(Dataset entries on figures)
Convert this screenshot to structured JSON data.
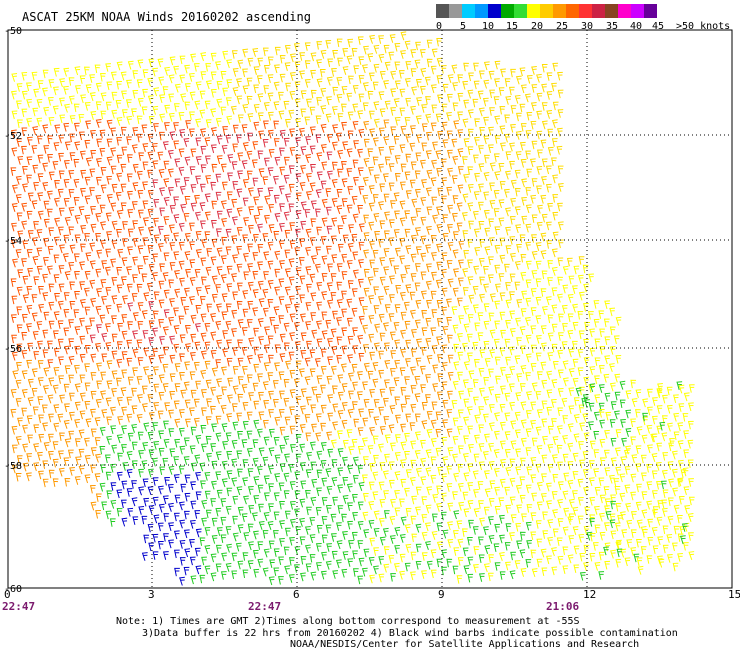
{
  "title": "ASCAT 25KM NOAA Winds 20160202 ascending",
  "legend": {
    "colors": [
      "#555555",
      "#999999",
      "#00ccff",
      "#0099ff",
      "#0000cc",
      "#00aa00",
      "#33dd33",
      "#ffff00",
      "#ffcc00",
      "#ff9900",
      "#ff6600",
      "#ff3333",
      "#cc2244",
      "#884422",
      "#ff00cc",
      "#cc00ff",
      "#660099"
    ],
    "labels": [
      "0",
      "5",
      "10",
      "15",
      "20",
      "25",
      "30",
      "35",
      "40",
      "45",
      ">50 knots"
    ]
  },
  "map": {
    "lat_labels": [
      "-50",
      "-52",
      "-54",
      "-56",
      "-58",
      "-60"
    ],
    "lon_labels": [
      "0",
      "3",
      "6",
      "9",
      "12",
      "15"
    ],
    "time_labels": [
      "22:47",
      "22:47",
      "21:06"
    ],
    "barb_groups": [
      {
        "speed": 25,
        "color": "#ffdd00"
      },
      {
        "speed": 30,
        "color": "#ff9900"
      },
      {
        "speed": 35,
        "color": "#ff5500"
      },
      {
        "speed": 40,
        "color": "#dd3344"
      },
      {
        "speed": 20,
        "color": "#ffff00"
      },
      {
        "speed": 15,
        "color": "#22cc22"
      },
      {
        "speed": 10,
        "color": "#0000cc"
      }
    ]
  },
  "notes": {
    "line1": "Note: 1) Times are GMT 2)Times along bottom correspond to measurement at -55S",
    "line2": "3)Data buffer is 22 hrs from 20160202 4) Black wind barbs indicate possible contamination",
    "line3": "NOAA/NESDIS/Center for Satellite Applications and Research"
  }
}
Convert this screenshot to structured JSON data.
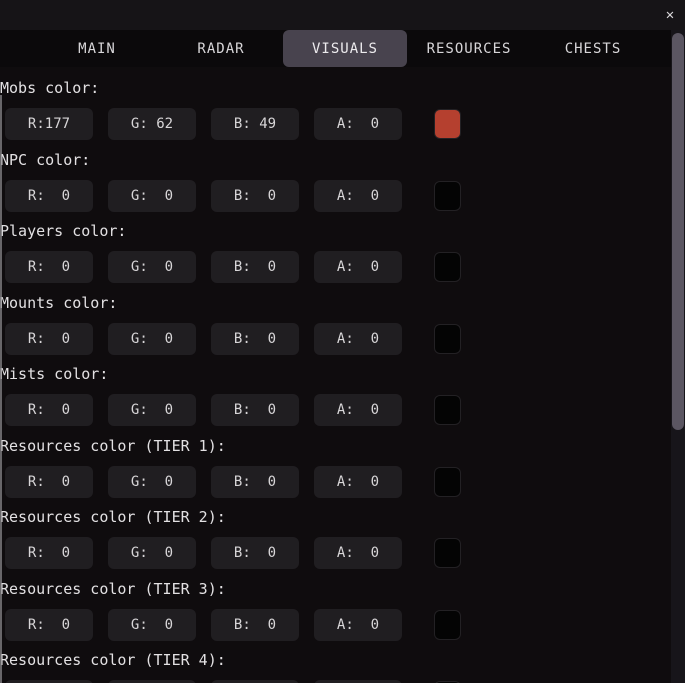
{
  "window": {
    "close_label": "✕"
  },
  "tabs": [
    {
      "label": "MAIN",
      "selected": false
    },
    {
      "label": "RADAR",
      "selected": false
    },
    {
      "label": "VISUALS",
      "selected": true
    },
    {
      "label": "RESOURCES",
      "selected": false
    },
    {
      "label": "CHESTS",
      "selected": false
    }
  ],
  "theme": {
    "selected_tab_bg": "#48434e",
    "mobs_swatch_color": "#b5402f",
    "empty_swatch_color": "#040404"
  },
  "sections": [
    {
      "label": "Mobs color:",
      "fields": [
        "R:177",
        "G: 62",
        "B: 49",
        "A:  0"
      ],
      "swatch": "#b5402f"
    },
    {
      "label": "NPC color:",
      "fields": [
        "R:  0",
        "G:  0",
        "B:  0",
        "A:  0"
      ],
      "swatch": "#040404"
    },
    {
      "label": "Players color:",
      "fields": [
        "R:  0",
        "G:  0",
        "B:  0",
        "A:  0"
      ],
      "swatch": "#040404"
    },
    {
      "label": "Mounts color:",
      "fields": [
        "R:  0",
        "G:  0",
        "B:  0",
        "A:  0"
      ],
      "swatch": "#040404"
    },
    {
      "label": "Mists color:",
      "fields": [
        "R:  0",
        "G:  0",
        "B:  0",
        "A:  0"
      ],
      "swatch": "#040404"
    },
    {
      "label": "Resources color (TIER 1):",
      "fields": [
        "R:  0",
        "G:  0",
        "B:  0",
        "A:  0"
      ],
      "swatch": "#040404"
    },
    {
      "label": "Resources color (TIER 2):",
      "fields": [
        "R:  0",
        "G:  0",
        "B:  0",
        "A:  0"
      ],
      "swatch": "#040404"
    },
    {
      "label": "Resources color (TIER 3):",
      "fields": [
        "R:  0",
        "G:  0",
        "B:  0",
        "A:  0"
      ],
      "swatch": "#040404"
    },
    {
      "label": "Resources color (TIER 4):",
      "fields": [
        "",
        "",
        "",
        ""
      ],
      "swatch": "#040404"
    }
  ]
}
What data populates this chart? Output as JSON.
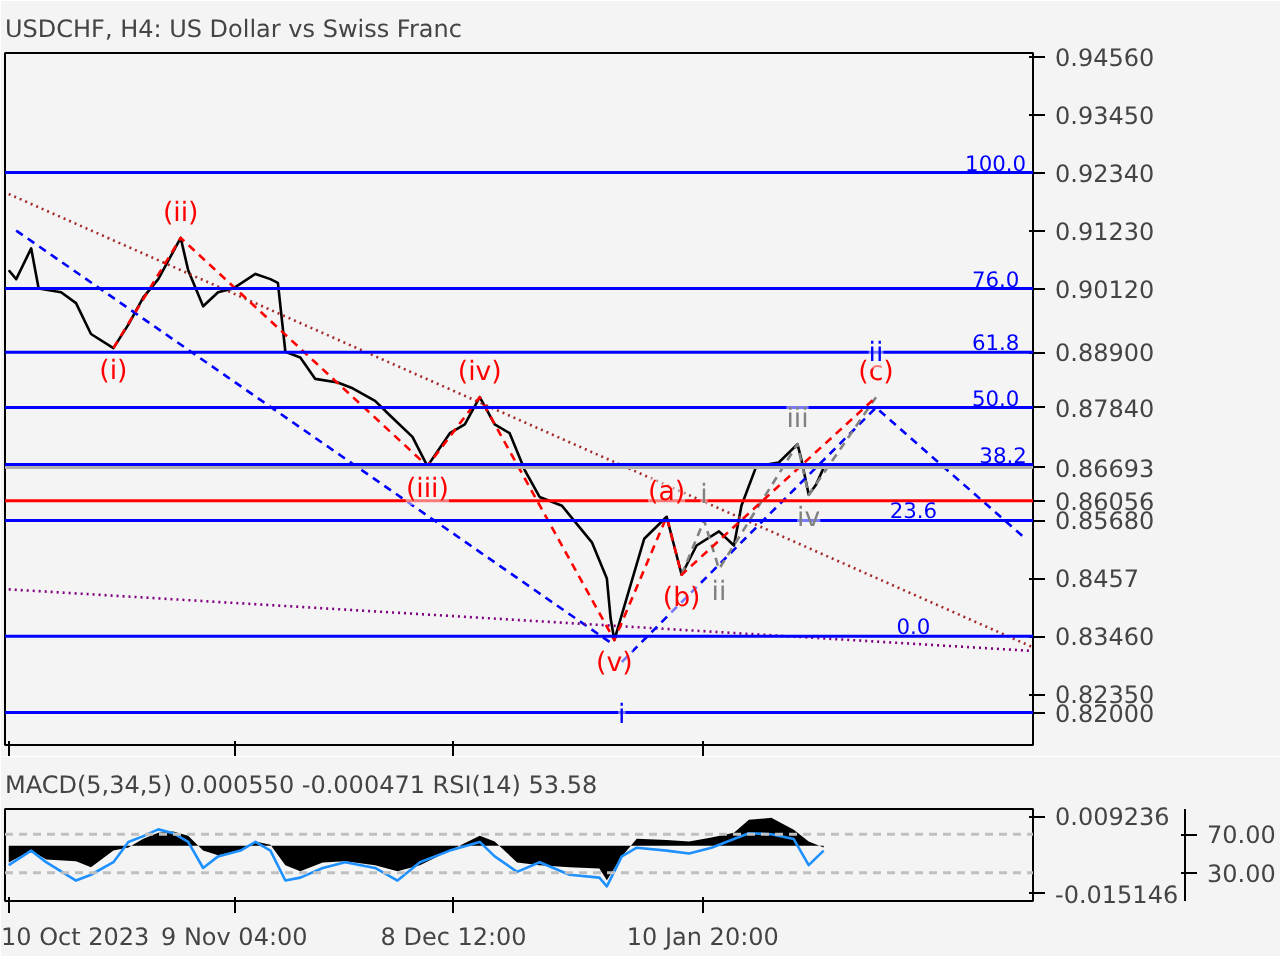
{
  "chart_data": [
    {
      "type": "line",
      "title": "USDCHF, H4:  US Dollar vs Swiss Franc",
      "xlim": [
        "2023-10-09T12:00",
        "2024-02-24"
      ],
      "xticks": [
        {
          "value": "2023-10-10T00:00",
          "label": null
        },
        {
          "value": "2023-11-09T04:00",
          "label": null
        },
        {
          "value": "2023-12-08T12:00",
          "label": null
        },
        {
          "value": "2024-01-10T20:00",
          "label": null
        }
      ],
      "tick_labels": "y",
      "ylim": [
        0.8138,
        0.9463
      ],
      "yticks": [
        {
          "value": 0.9456,
          "label": "0.94560"
        },
        {
          "value": 0.9345,
          "label": "0.93450"
        },
        {
          "value": 0.9234,
          "label": "0.92340"
        },
        {
          "value": 0.9123,
          "label": "0.91230"
        },
        {
          "value": 0.9012,
          "label": "0.90120"
        },
        {
          "value": 0.889,
          "label": "0.88900"
        },
        {
          "value": 0.8784,
          "label": "0.87840"
        },
        0.86693,
        0.86056,
        {
          "value": 0.8568,
          "label": "0.85680"
        },
        0.8457,
        {
          "value": 0.8346,
          "label": "0.83460"
        },
        {
          "value": 0.8235,
          "label": "0.82350"
        },
        {
          "value": 0.82,
          "label": "0.82000"
        }
      ],
      "grid": false,
      "series": [
        {
          "color": "#000000",
          "line_style": "solid",
          "x": [
            "2023-10-10",
            "2023-10-11",
            "2023-10-13",
            "2023-10-14",
            "2023-10-17",
            "2023-10-19",
            "2023-10-21",
            "2023-10-24",
            "2023-10-26",
            "2023-10-28",
            "2023-10-30",
            "2023-11-02",
            "2023-11-03",
            "2023-11-05",
            "2023-11-07",
            "2023-11-09",
            "2023-11-12",
            "2023-11-14",
            "2023-11-15",
            "2023-11-16",
            "2023-11-18",
            "2023-11-20",
            "2023-11-23",
            "2023-11-25",
            "2023-11-28",
            "2023-11-30",
            "2023-12-03",
            "2023-12-05",
            "2023-12-08",
            "2023-12-10",
            "2023-12-12",
            "2023-12-14",
            "2023-12-16",
            "2023-12-18",
            "2023-12-20",
            "2023-12-23",
            "2023-12-25",
            "2023-12-27",
            "2023-12-29",
            "2023-12-29T12:00",
            "2023-12-30",
            "2024-01-01",
            "2024-01-03",
            "2024-01-06",
            "2024-01-08",
            "2024-01-10",
            "2024-01-13",
            "2024-01-15",
            "2024-01-16",
            "2024-01-18",
            "2024-01-21",
            "2024-01-23T12:00",
            "2024-01-24",
            "2024-01-25",
            "2024-01-26",
            "2024-01-27"
          ],
          "values": [
            0.9047,
            0.903,
            0.9089,
            0.9012,
            0.9005,
            0.8984,
            0.8925,
            0.8898,
            0.8943,
            0.8995,
            0.903,
            0.9109,
            0.9047,
            0.8978,
            0.9005,
            0.9012,
            0.904,
            0.903,
            0.9023,
            0.8891,
            0.888,
            0.8839,
            0.8832,
            0.8821,
            0.8797,
            0.8769,
            0.8728,
            0.8672,
            0.8735,
            0.8752,
            0.8804,
            0.8752,
            0.8735,
            0.8665,
            0.8613,
            0.8596,
            0.8561,
            0.8526,
            0.8457,
            0.8381,
            0.8339,
            0.8436,
            0.8533,
            0.8575,
            0.8464,
            0.852,
            0.8547,
            0.852,
            0.8596,
            0.8672,
            0.8679,
            0.8714,
            0.8686,
            0.8617,
            0.8637,
            0.8669
          ]
        },
        {
          "color": "#0000ff",
          "line_style": "dashed",
          "x": [
            "2023-10-11",
            "2023-12-30"
          ],
          "values": [
            0.9123,
            0.8329
          ]
        },
        {
          "color": "#a52a2a",
          "line_style": "dotted",
          "x": [
            "2023-10-10",
            "2024-02-24"
          ],
          "values": [
            0.9193,
            0.8325
          ]
        },
        {
          "color": "#800080",
          "line_style": "dotted",
          "x": [
            "2023-10-10",
            "2024-02-24"
          ],
          "values": [
            0.8436,
            0.8318
          ]
        },
        {
          "color": "#0000ff",
          "line_style": "dashed",
          "x": [
            "2023-12-31",
            "2024-02-03",
            "2024-02-23"
          ],
          "values": [
            0.8297,
            0.8784,
            0.8533
          ]
        },
        {
          "color": "#808080",
          "line_style": "dashed",
          "x": [
            "2024-01-08",
            "2024-01-11",
            "2024-01-13",
            "2024-01-23T12:00",
            "2024-01-25",
            "2024-02-03"
          ],
          "values": [
            0.8464,
            0.8568,
            0.8475,
            0.8714,
            0.8617,
            0.8804
          ]
        },
        {
          "color": "#ff0000",
          "line_style": "dashed",
          "x": [
            "2023-10-24",
            "2023-11-02",
            "2023-12-05",
            "2023-12-12",
            "2023-12-30",
            "2024-01-06",
            "2024-01-08",
            "2024-02-03"
          ],
          "values": [
            0.8898,
            0.9109,
            0.8672,
            0.8804,
            0.8339,
            0.8575,
            0.8464,
            0.8804
          ]
        }
      ],
      "ref_lines": [
        {
          "axis": "y",
          "value": 0.9234,
          "color": "#0000ff"
        },
        {
          "axis": "y",
          "value": 0.9012,
          "color": "#0000ff"
        },
        {
          "axis": "y",
          "value": 0.889,
          "color": "#0000ff"
        },
        {
          "axis": "y",
          "value": 0.8784,
          "color": "#0000ff"
        },
        {
          "axis": "y",
          "value": 0.8675,
          "color": "#0000ff"
        },
        {
          "axis": "y",
          "value": 0.8568,
          "color": "#0000ff"
        },
        {
          "axis": "y",
          "value": 0.8346,
          "color": "#0000ff"
        },
        {
          "axis": "y",
          "value": 0.82,
          "color": "#0000ff"
        },
        {
          "axis": "y",
          "value": 0.86056,
          "color": "#ff0000"
        },
        {
          "axis": "y",
          "value": 0.86693,
          "color": "#b0b0b0"
        }
      ],
      "annotations": [
        {
          "text": "100.0",
          "x": "2024-02-19",
          "y": 0.9234
        },
        {
          "text": "76.0",
          "x": "2024-02-19",
          "y": 0.9012
        },
        {
          "text": "61.8",
          "x": "2024-02-19",
          "y": 0.889
        },
        {
          "text": "50.0",
          "x": "2024-02-19",
          "y": 0.8784
        },
        {
          "text": "38.2",
          "x": "2024-02-20",
          "y": 0.8675
        },
        {
          "text": "23.6",
          "x": "2024-02-08",
          "y": 0.8568
        },
        {
          "text": "0.0",
          "x": "2024-02-08",
          "y": 0.8346
        },
        {
          "text": "(i)",
          "x": "2023-10-24",
          "y": 0.8898
        },
        {
          "text": "(ii)",
          "x": "2023-11-02",
          "y": 0.9109
        },
        {
          "text": "(iii)",
          "x": "2023-12-05",
          "y": 0.8672
        },
        {
          "text": "(iv)",
          "x": "2023-12-12",
          "y": 0.8804
        },
        {
          "text": "(v)",
          "x": "2023-12-30",
          "y": 0.8339
        },
        {
          "text": "i",
          "x": "2023-12-31",
          "y": 0.8297
        },
        {
          "text": "(a)",
          "x": "2024-01-06",
          "y": 0.8575
        },
        {
          "text": "(b)",
          "x": "2024-01-08",
          "y": 0.8464
        },
        {
          "text": "(c)",
          "x": "2024-02-03",
          "y": 0.8804
        },
        {
          "text": "ii",
          "x": "2024-02-03",
          "y": 0.8784
        },
        {
          "text": "i",
          "x": "2024-01-11",
          "y": 0.8568
        },
        {
          "text": "ii",
          "x": "2024-01-13",
          "y": 0.8475
        },
        {
          "text": "iii",
          "x": "2024-01-23T12:00",
          "y": 0.8714
        },
        {
          "text": "iv",
          "x": "2024-01-25",
          "y": 0.8617
        }
      ]
    },
    {
      "type": "line",
      "title": "MACD(5,34,5) 0.000550 -0.000471 RSI(14) 53.58",
      "xlim": [
        "2023-10-09T12:00",
        "2024-02-24"
      ],
      "xticks": [
        {
          "value": "2023-10-10T00:00",
          "label": "10 Oct 2023"
        },
        {
          "value": "2023-11-09T04:00",
          "label": "9 Nov 04:00"
        },
        {
          "value": "2023-12-08T12:00",
          "label": "8 Dec 12:00"
        },
        {
          "value": "2024-01-10T20:00",
          "label": "10 Jan 20:00"
        }
      ],
      "ylim": [
        -0.0175,
        0.0116
      ],
      "yticks": [
        0.009236,
        -0.015146
      ],
      "y2lim": [
        0.8,
        96.1
      ],
      "y2ticks": [
        {
          "value": 70,
          "label": "70.00"
        },
        {
          "value": 30,
          "label": "30.00"
        }
      ],
      "grid": false,
      "x": [
        "2023-10-10",
        "2023-10-13",
        "2023-10-15",
        "2023-10-19",
        "2023-10-21",
        "2023-10-24",
        "2023-10-26",
        "2023-10-28",
        "2023-10-30",
        "2023-11-01",
        "2023-11-03",
        "2023-11-05",
        "2023-11-07",
        "2023-11-10",
        "2023-11-12",
        "2023-11-14",
        "2023-11-16",
        "2023-11-18",
        "2023-11-21",
        "2023-11-24",
        "2023-11-28",
        "2023-12-01",
        "2023-12-04",
        "2023-12-08",
        "2023-12-12",
        "2023-12-14",
        "2023-12-17",
        "2023-12-20",
        "2023-12-24",
        "2023-12-28",
        "2023-12-29",
        "2023-12-31",
        "2024-01-02",
        "2024-01-06",
        "2024-01-09",
        "2024-01-12",
        "2024-01-15",
        "2024-01-17",
        "2024-01-20",
        "2024-01-23",
        "2024-01-25",
        "2024-01-27"
      ],
      "series": [
        {
          "type": "area",
          "color": "#000000",
          "values": [
            -0.0053,
            -0.0015,
            -0.0044,
            -0.0049,
            -0.0068,
            -0.0015,
            -0.0006,
            0.0022,
            0.0041,
            0.0045,
            0.0031,
            -0.0015,
            -0.003,
            -0.0015,
            0.0013,
            0.0003,
            -0.0062,
            -0.0081,
            -0.0053,
            -0.0049,
            -0.0062,
            -0.0081,
            -0.0062,
            -0.0015,
            0.0031,
            0.0013,
            -0.0053,
            -0.0062,
            -0.0068,
            -0.0072,
            -0.0109,
            -0.0034,
            0.0022,
            0.0018,
            0.0013,
            0.0026,
            0.0041,
            0.0082,
            0.0088,
            0.005,
            0.0013,
            -0.0006
          ]
        },
        {
          "type": "line",
          "axis": "y2",
          "color": "#1e90ff",
          "values": [
            38,
            53,
            41,
            22,
            28,
            41,
            62,
            68,
            75,
            71,
            62,
            35,
            47,
            53,
            62,
            53,
            22,
            25,
            35,
            41,
            35,
            22,
            41,
            53,
            62,
            47,
            31,
            41,
            28,
            25,
            16,
            47,
            56,
            53,
            50,
            56,
            65,
            71,
            70,
            65,
            38,
            53
          ]
        }
      ],
      "ref_lines": [
        {
          "axis": "y2",
          "value": 70,
          "color": "#c0c0c0",
          "line_style": "dashed"
        },
        {
          "axis": "y2",
          "value": 30,
          "color": "#c0c0c0",
          "line_style": "dashed"
        }
      ]
    }
  ]
}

• STATED PROBLEM
List all lines in the material containing the string "speed".

• FINAL RESULT
        "speed": 25,
        "speed": 30,
        "speed": 35,
        "speed": 40,
        "speed": 20,
        "speed": 15,
        "speed": 10,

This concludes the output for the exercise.